SET EXERCISE. Can you write out all the lines word for word, with no pictures?

EXERCISE MATERIAL.
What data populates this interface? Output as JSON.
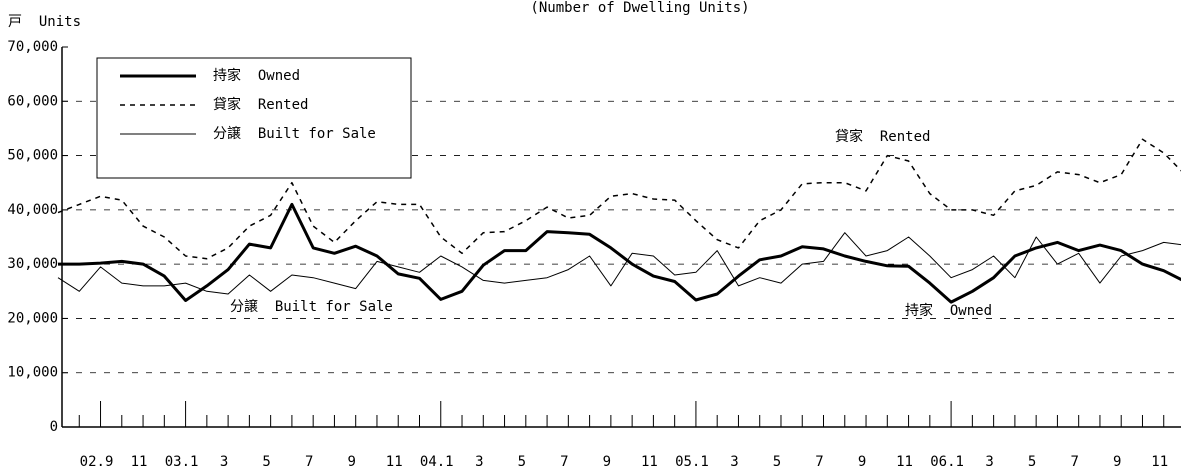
{
  "chart_data": {
    "type": "line",
    "title": "(Number of Dwelling Units)",
    "y_label": "戸  Units",
    "categories": [
      null,
      null,
      "02.9",
      null,
      "11",
      null,
      "03.1",
      null,
      "3",
      null,
      "5",
      null,
      "7",
      null,
      "9",
      null,
      "11",
      null,
      "04.1",
      null,
      "3",
      null,
      "5",
      null,
      "7",
      null,
      "9",
      null,
      "11",
      null,
      "05.1",
      null,
      "3",
      null,
      "5",
      null,
      "7",
      null,
      "9",
      null,
      "11",
      null,
      "06.1",
      null,
      "3",
      null,
      "5",
      null,
      "7",
      null,
      "9",
      null,
      "11",
      null
    ],
    "series": [
      {
        "name": "持家  Owned",
        "color": "#000000",
        "style": "thick",
        "values": [
          30000,
          30000,
          30200,
          30500,
          30000,
          27800,
          23300,
          26000,
          29000,
          33700,
          33000,
          41000,
          33000,
          32000,
          33300,
          31500,
          28200,
          27400,
          23500,
          25000,
          29800,
          32500,
          32500,
          36000,
          35800,
          35500,
          33000,
          30000,
          27800,
          26800,
          23400,
          24500,
          27800,
          30800,
          31500,
          33200,
          32800,
          31500,
          30500,
          29700,
          29600,
          26500,
          23000,
          25000,
          27500,
          31500,
          33000,
          34000,
          32500,
          33500,
          32500,
          30000,
          28800,
          26800
        ]
      },
      {
        "name": "貸家  Rented",
        "color": "#000000",
        "style": "dashed",
        "values": [
          39500,
          41000,
          42500,
          41800,
          37000,
          35000,
          31500,
          31000,
          33000,
          37000,
          39000,
          45000,
          37000,
          34000,
          38000,
          41500,
          41000,
          41000,
          35000,
          32000,
          35800,
          36000,
          38000,
          40500,
          38500,
          39000,
          42500,
          43000,
          42000,
          41800,
          38000,
          34500,
          33000,
          38000,
          40000,
          44800,
          45000,
          45000,
          43500,
          50000,
          49000,
          43000,
          40000,
          40000,
          39000,
          43500,
          44500,
          47000,
          46500,
          45000,
          46500,
          53000,
          50500,
          46500
        ]
      },
      {
        "name": "分譲  Built for Sale",
        "color": "#000000",
        "style": "thin",
        "values": [
          27500,
          25000,
          29500,
          26500,
          26000,
          26000,
          26500,
          25000,
          24500,
          28000,
          25000,
          28000,
          27500,
          26500,
          25500,
          30500,
          29500,
          28500,
          31500,
          29500,
          27000,
          26500,
          27000,
          27500,
          29000,
          31500,
          26000,
          32000,
          31500,
          28000,
          28500,
          32500,
          26000,
          27500,
          26500,
          30000,
          30500,
          35800,
          31500,
          32500,
          35000,
          31500,
          27500,
          29000,
          31500,
          27500,
          35000,
          30000,
          32000,
          26500,
          31500,
          32500,
          34000,
          33500
        ]
      }
    ],
    "annotations": [
      {
        "text": "貸家  Rented",
        "series": 1
      },
      {
        "text": "分譲  Built for Sale",
        "series": 2
      },
      {
        "text": "持家  Owned",
        "series": 0
      }
    ],
    "ylim": [
      0,
      70000
    ],
    "yticks": [
      0,
      {
        "value": 10000,
        "label": "10,000"
      },
      {
        "value": 20000,
        "label": "20,000"
      },
      {
        "value": 30000,
        "label": "30,000"
      },
      {
        "value": 40000,
        "label": "40,000"
      },
      {
        "value": 50000,
        "label": "50,000"
      },
      {
        "value": 60000,
        "label": "60,000"
      },
      {
        "value": 70000,
        "label": "70,000"
      }
    ],
    "grid": true,
    "legend": "upper left"
  }
}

ANSWER TO THIS TASK.
What data populates this interface? Output as JSON.
{
  "chart_data": {
    "type": "line",
    "title": "(Number of Dwelling Units)",
    "y_label": "戸  Units",
    "categories": [
      null,
      null,
      "02.9",
      null,
      "11",
      null,
      "03.1",
      null,
      "3",
      null,
      "5",
      null,
      "7",
      null,
      "9",
      null,
      "11",
      null,
      "04.1",
      null,
      "3",
      null,
      "5",
      null,
      "7",
      null,
      "9",
      null,
      "11",
      null,
      "05.1",
      null,
      "3",
      null,
      "5",
      null,
      "7",
      null,
      "9",
      null,
      "11",
      null,
      "06.1",
      null,
      "3",
      null,
      "5",
      null,
      "7",
      null,
      "9",
      null,
      "11",
      null
    ],
    "series": [
      {
        "name": "持家  Owned",
        "color": "#000000",
        "style": "thick",
        "values": [
          30000,
          30000,
          30200,
          30500,
          30000,
          27800,
          23300,
          26000,
          29000,
          33700,
          33000,
          41000,
          33000,
          32000,
          33300,
          31500,
          28200,
          27400,
          23500,
          25000,
          29800,
          32500,
          32500,
          36000,
          35800,
          35500,
          33000,
          30000,
          27800,
          26800,
          23400,
          24500,
          27800,
          30800,
          31500,
          33200,
          32800,
          31500,
          30500,
          29700,
          29600,
          26500,
          23000,
          25000,
          27500,
          31500,
          33000,
          34000,
          32500,
          33500,
          32500,
          30000,
          28800,
          26800
        ]
      },
      {
        "name": "貸家  Rented",
        "color": "#000000",
        "style": "dashed",
        "values": [
          39500,
          41000,
          42500,
          41800,
          37000,
          35000,
          31500,
          31000,
          33000,
          37000,
          39000,
          45000,
          37000,
          34000,
          38000,
          41500,
          41000,
          41000,
          35000,
          32000,
          35800,
          36000,
          38000,
          40500,
          38500,
          39000,
          42500,
          43000,
          42000,
          41800,
          38000,
          34500,
          33000,
          38000,
          40000,
          44800,
          45000,
          45000,
          43500,
          50000,
          49000,
          43000,
          40000,
          40000,
          39000,
          43500,
          44500,
          47000,
          46500,
          45000,
          46500,
          53000,
          50500,
          46500
        ]
      },
      {
        "name": "分譲  Built for Sale",
        "color": "#000000",
        "style": "thin",
        "values": [
          27500,
          25000,
          29500,
          26500,
          26000,
          26000,
          26500,
          25000,
          24500,
          28000,
          25000,
          28000,
          27500,
          26500,
          25500,
          30500,
          29500,
          28500,
          31500,
          29500,
          27000,
          26500,
          27000,
          27500,
          29000,
          31500,
          26000,
          32000,
          31500,
          28000,
          28500,
          32500,
          26000,
          27500,
          26500,
          30000,
          30500,
          35800,
          31500,
          32500,
          35000,
          31500,
          27500,
          29000,
          31500,
          27500,
          35000,
          30000,
          32000,
          26500,
          31500,
          32500,
          34000,
          33500
        ]
      }
    ],
    "annotations": [
      {
        "text": "貸家  Rented",
        "series": 1
      },
      {
        "text": "分譲  Built for Sale",
        "series": 2
      },
      {
        "text": "持家  Owned",
        "series": 0
      }
    ],
    "ylim": [
      0,
      70000
    ],
    "yticks": [
      0,
      {
        "value": 10000,
        "label": "10,000"
      },
      {
        "value": 20000,
        "label": "20,000"
      },
      {
        "value": 30000,
        "label": "30,000"
      },
      {
        "value": 40000,
        "label": "40,000"
      },
      {
        "value": 50000,
        "label": "50,000"
      },
      {
        "value": 60000,
        "label": "60,000"
      },
      {
        "value": 70000,
        "label": "70,000"
      }
    ],
    "grid": true,
    "legend": "upper left"
  }
}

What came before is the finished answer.